• _YOUR GOAL_
Edit the records below by changing every "legend-title" to "legend-heading" and leave everything else the same.

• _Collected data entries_
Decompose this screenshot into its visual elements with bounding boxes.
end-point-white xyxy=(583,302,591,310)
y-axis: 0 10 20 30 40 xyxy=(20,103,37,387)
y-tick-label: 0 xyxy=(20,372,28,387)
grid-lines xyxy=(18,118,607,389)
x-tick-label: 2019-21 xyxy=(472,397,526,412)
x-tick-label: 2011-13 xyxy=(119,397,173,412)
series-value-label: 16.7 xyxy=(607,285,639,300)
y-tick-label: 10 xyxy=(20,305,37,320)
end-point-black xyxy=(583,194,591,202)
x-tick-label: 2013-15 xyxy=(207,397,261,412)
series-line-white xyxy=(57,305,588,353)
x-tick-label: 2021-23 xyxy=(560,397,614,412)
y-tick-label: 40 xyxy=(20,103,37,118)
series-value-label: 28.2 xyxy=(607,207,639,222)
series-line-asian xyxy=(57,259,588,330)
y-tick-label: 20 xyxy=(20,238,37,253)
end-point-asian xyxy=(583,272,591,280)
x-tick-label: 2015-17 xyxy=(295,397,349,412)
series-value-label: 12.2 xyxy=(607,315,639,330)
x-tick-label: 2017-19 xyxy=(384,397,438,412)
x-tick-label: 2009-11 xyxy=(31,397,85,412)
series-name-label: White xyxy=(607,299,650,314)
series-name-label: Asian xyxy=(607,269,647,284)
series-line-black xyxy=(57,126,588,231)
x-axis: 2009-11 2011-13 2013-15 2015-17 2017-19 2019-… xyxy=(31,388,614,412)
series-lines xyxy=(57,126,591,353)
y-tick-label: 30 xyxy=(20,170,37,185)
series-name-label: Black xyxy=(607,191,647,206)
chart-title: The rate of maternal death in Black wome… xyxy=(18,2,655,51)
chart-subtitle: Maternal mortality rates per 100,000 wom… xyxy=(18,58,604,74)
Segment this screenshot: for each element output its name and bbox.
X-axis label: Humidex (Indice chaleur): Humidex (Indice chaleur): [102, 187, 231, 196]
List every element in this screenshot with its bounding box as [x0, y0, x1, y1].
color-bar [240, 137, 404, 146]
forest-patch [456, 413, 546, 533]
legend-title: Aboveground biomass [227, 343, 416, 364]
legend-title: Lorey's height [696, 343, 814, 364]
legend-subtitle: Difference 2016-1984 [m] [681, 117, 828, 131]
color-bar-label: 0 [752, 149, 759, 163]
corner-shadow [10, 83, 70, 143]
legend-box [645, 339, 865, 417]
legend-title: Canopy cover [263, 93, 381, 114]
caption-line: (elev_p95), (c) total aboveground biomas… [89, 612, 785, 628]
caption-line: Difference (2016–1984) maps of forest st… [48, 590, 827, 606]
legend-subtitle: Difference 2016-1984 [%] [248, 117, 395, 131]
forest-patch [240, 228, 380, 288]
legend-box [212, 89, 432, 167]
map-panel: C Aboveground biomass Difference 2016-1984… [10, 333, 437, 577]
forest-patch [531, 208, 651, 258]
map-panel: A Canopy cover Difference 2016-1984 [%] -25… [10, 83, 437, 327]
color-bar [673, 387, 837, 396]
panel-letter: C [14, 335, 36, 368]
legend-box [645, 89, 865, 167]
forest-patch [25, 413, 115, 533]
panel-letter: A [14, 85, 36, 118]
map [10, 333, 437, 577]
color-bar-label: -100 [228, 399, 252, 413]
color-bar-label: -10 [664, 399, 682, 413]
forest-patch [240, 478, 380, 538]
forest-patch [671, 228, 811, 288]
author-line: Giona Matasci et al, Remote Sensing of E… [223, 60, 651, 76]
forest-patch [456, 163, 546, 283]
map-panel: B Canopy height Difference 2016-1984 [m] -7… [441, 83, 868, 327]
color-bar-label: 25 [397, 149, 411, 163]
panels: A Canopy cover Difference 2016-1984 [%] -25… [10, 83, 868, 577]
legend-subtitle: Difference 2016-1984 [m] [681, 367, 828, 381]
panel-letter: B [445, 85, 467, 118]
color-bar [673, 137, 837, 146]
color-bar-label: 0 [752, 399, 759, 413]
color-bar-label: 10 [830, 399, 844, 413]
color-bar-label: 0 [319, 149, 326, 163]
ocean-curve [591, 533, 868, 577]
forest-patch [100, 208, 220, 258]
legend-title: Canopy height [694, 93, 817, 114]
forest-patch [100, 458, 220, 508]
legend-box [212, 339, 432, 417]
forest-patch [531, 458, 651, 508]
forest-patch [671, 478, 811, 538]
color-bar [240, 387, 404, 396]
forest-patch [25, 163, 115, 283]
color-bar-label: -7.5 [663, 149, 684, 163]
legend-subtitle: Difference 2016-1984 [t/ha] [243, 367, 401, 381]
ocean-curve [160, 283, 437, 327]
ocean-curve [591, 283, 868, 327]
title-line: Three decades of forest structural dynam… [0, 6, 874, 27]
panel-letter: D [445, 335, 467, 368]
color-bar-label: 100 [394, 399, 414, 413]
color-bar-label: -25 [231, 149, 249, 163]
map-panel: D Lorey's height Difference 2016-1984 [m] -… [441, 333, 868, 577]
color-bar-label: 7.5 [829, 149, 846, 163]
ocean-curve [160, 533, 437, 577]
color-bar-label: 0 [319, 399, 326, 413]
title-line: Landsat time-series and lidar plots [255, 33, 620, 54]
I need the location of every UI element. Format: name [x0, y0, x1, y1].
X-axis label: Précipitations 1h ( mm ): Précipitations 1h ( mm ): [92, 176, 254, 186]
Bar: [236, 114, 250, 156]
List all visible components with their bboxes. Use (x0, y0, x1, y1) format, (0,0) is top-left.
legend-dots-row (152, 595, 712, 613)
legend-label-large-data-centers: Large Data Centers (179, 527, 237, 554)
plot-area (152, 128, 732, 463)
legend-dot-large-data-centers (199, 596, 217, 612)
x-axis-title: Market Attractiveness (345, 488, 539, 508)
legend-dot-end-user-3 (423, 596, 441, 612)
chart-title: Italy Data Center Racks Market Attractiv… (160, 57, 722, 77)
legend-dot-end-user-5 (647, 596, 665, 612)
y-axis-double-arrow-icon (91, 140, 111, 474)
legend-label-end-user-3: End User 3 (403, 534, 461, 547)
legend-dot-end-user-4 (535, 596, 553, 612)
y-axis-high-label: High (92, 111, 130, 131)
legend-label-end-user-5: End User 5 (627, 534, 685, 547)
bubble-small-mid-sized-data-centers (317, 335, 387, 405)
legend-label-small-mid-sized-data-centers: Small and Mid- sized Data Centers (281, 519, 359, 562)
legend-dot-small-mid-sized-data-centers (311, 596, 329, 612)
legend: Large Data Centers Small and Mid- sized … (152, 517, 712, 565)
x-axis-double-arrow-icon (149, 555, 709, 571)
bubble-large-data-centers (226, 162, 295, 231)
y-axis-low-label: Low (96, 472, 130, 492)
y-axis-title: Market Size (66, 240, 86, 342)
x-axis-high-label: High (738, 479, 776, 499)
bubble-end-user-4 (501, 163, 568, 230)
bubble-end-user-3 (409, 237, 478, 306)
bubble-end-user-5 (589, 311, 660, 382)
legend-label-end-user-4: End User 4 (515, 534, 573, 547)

• _TASK OUTPUT_
Decompose this screenshot into its visual elements with bounding boxes.
end-point-white xyxy=(583,302,591,310)
y-axis: 0 10 20 30 40 xyxy=(20,103,37,387)
y-tick-label: 0 xyxy=(20,372,28,387)
grid-lines xyxy=(18,118,607,389)
x-tick-label: 2019-21 xyxy=(472,397,526,412)
x-tick-label: 2011-13 xyxy=(119,397,173,412)
series-value-label: 16.7 xyxy=(607,285,639,300)
y-tick-label: 10 xyxy=(20,305,37,320)
end-point-black xyxy=(583,194,591,202)
x-tick-label: 2013-15 xyxy=(207,397,261,412)
series-line-white xyxy=(57,305,588,353)
x-tick-label: 2021-23 xyxy=(560,397,614,412)
y-tick-label: 40 xyxy=(20,103,37,118)
series-value-label: 28.2 xyxy=(607,207,639,222)
series-line-asian xyxy=(57,259,588,330)
y-tick-label: 20 xyxy=(20,238,37,253)
end-point-asian xyxy=(583,272,591,280)
x-tick-label: 2015-17 xyxy=(295,397,349,412)
series-value-label: 12.2 xyxy=(607,315,639,330)
x-tick-label: 2017-19 xyxy=(384,397,438,412)
x-tick-label: 2009-11 xyxy=(31,397,85,412)
series-name-label: White xyxy=(607,299,650,314)
series-name-label: Asian xyxy=(607,269,647,284)
series-line-black xyxy=(57,126,588,231)
x-axis: 2009-11 2011-13 2013-15 2015-17 2017-19 2019-… xyxy=(31,388,614,412)
series-lines xyxy=(57,126,591,353)
y-tick-label: 30 xyxy=(20,170,37,185)
series-name-label: Black xyxy=(607,191,647,206)
chart-title: The rate of maternal death in Black wome… xyxy=(18,2,655,51)
chart-subtitle: Maternal mortality rates per 100,000 wom… xyxy=(18,58,604,74)
Segment this screenshot: for each element output its name and bbox.
X-axis label: Humidex (Indice chaleur): Humidex (Indice chaleur): [102, 187, 231, 196]
List every element in this screenshot with its bounding box as [x0, y0, x1, y1].
color-bar [240, 137, 404, 146]
forest-patch [456, 413, 546, 533]
legend-heading: Aboveground biomass [227, 343, 416, 364]
legend-heading: Lorey's height [696, 343, 814, 364]
legend-subtitle: Difference 2016-1984 [m] [681, 117, 828, 131]
color-bar-label: 0 [752, 149, 759, 163]
corner-shadow [10, 83, 70, 143]
legend-box [645, 339, 865, 417]
legend-heading: Canopy cover [263, 93, 381, 114]
caption-line: (elev_p95), (c) total aboveground biomas… [89, 612, 785, 628]
caption-line: Difference (2016–1984) maps of forest st… [48, 590, 827, 606]
legend-subtitle: Difference 2016-1984 [%] [248, 117, 395, 131]
forest-patch [240, 228, 380, 288]
legend-box [212, 89, 432, 167]
map-panel: C Aboveground biomass Difference 2016-1984… [10, 333, 437, 577]
forest-patch [531, 208, 651, 258]
map-panel: A Canopy cover Difference 2016-1984 [%] -25… [10, 83, 437, 327]
color-bar [673, 387, 837, 396]
panel-letter: C [14, 335, 36, 368]
legend-box [645, 89, 865, 167]
forest-patch [25, 413, 115, 533]
panel-letter: A [14, 85, 36, 118]
map [10, 333, 437, 577]
color-bar-label: -100 [228, 399, 252, 413]
color-bar-label: -10 [664, 399, 682, 413]
forest-patch [240, 478, 380, 538]
forest-patch [671, 228, 811, 288]
author-line: Giona Matasci et al, Remote Sensing of E… [223, 60, 651, 76]
forest-patch [456, 163, 546, 283]
map-panel: B Canopy height Difference 2016-1984 [m] -7… [441, 83, 868, 327]
color-bar-label: 25 [397, 149, 411, 163]
panels: A Canopy cover Difference 2016-1984 [%] -25… [10, 83, 868, 577]
legend-subtitle: Difference 2016-1984 [m] [681, 367, 828, 381]
panel-letter: B [445, 85, 467, 118]
color-bar [673, 137, 837, 146]
color-bar-label: 0 [752, 399, 759, 413]
color-bar-label: 10 [830, 399, 844, 413]
color-bar-label: 0 [319, 149, 326, 163]
ocean-curve [591, 533, 868, 577]
forest-patch [100, 208, 220, 258]
legend-heading: Canopy height [694, 93, 817, 114]
forest-patch [100, 458, 220, 508]
legend-box [212, 339, 432, 417]
forest-patch [531, 458, 651, 508]
forest-patch [671, 478, 811, 538]
color-bar [240, 387, 404, 396]
forest-patch [25, 163, 115, 283]
color-bar-label: -7.5 [663, 149, 684, 163]
legend-subtitle: Difference 2016-1984 [t/ha] [243, 367, 401, 381]
ocean-curve [160, 283, 437, 327]
ocean-curve [591, 283, 868, 327]
title-line: Three decades of forest structural dynam… [0, 6, 874, 27]
panel-letter: D [445, 335, 467, 368]
color-bar-label: 100 [394, 399, 414, 413]
color-bar-label: -25 [231, 149, 249, 163]
map-panel: D Lorey's height Difference 2016-1984 [m] -… [441, 333, 868, 577]
color-bar-label: 7.5 [829, 149, 846, 163]
ocean-curve [160, 533, 437, 577]
color-bar-label: 0 [319, 399, 326, 413]
title-line: Landsat time-series and lidar plots [255, 33, 620, 54]
I need the location of every UI element. Format: name [x0, y0, x1, y1].
X-axis label: Précipitations 1h ( mm ): Précipitations 1h ( mm ): [92, 176, 254, 186]
Bar: [236, 114, 250, 156]
List all visible components with their bboxes. Use (x0, y0, x1, y1) format, (0,0) is top-left.
legend-dots-row (152, 595, 712, 613)
legend-label-large-data-centers: Large Data Centers (179, 527, 237, 554)
plot-area (152, 128, 732, 463)
legend-dot-large-data-centers (199, 596, 217, 612)
x-axis-title: Market Attractiveness (345, 488, 539, 508)
legend-dot-end-user-3 (423, 596, 441, 612)
chart-title: Italy Data Center Racks Market Attractiv… (160, 57, 722, 77)
legend-dot-end-user-5 (647, 596, 665, 612)
y-axis-double-arrow-icon (91, 140, 111, 474)
legend-label-end-user-3: End User 3 (403, 534, 461, 547)
legend-dot-end-user-4 (535, 596, 553, 612)
y-axis-high-label: High (92, 111, 130, 131)
legend-label-end-user-5: End User 5 (627, 534, 685, 547)
bubble-small-mid-sized-data-centers (317, 335, 387, 405)
legend-label-small-mid-sized-data-centers: Small and Mid- sized Data Centers (281, 519, 359, 562)
legend-dot-small-mid-sized-data-centers (311, 596, 329, 612)
legend: Large Data Centers Small and Mid- sized … (152, 517, 712, 565)
x-axis-double-arrow-icon (149, 555, 709, 571)
bubble-large-data-centers (226, 162, 295, 231)
y-axis-low-label: Low (96, 472, 130, 492)
y-axis-title: Market Size (66, 240, 86, 342)
x-axis-high-label: High (738, 479, 776, 499)
bubble-end-user-4 (501, 163, 568, 230)
bubble-end-user-3 (409, 237, 478, 306)
bubble-end-user-5 (589, 311, 660, 382)
legend-label-end-user-4: End User 4 (515, 534, 573, 547)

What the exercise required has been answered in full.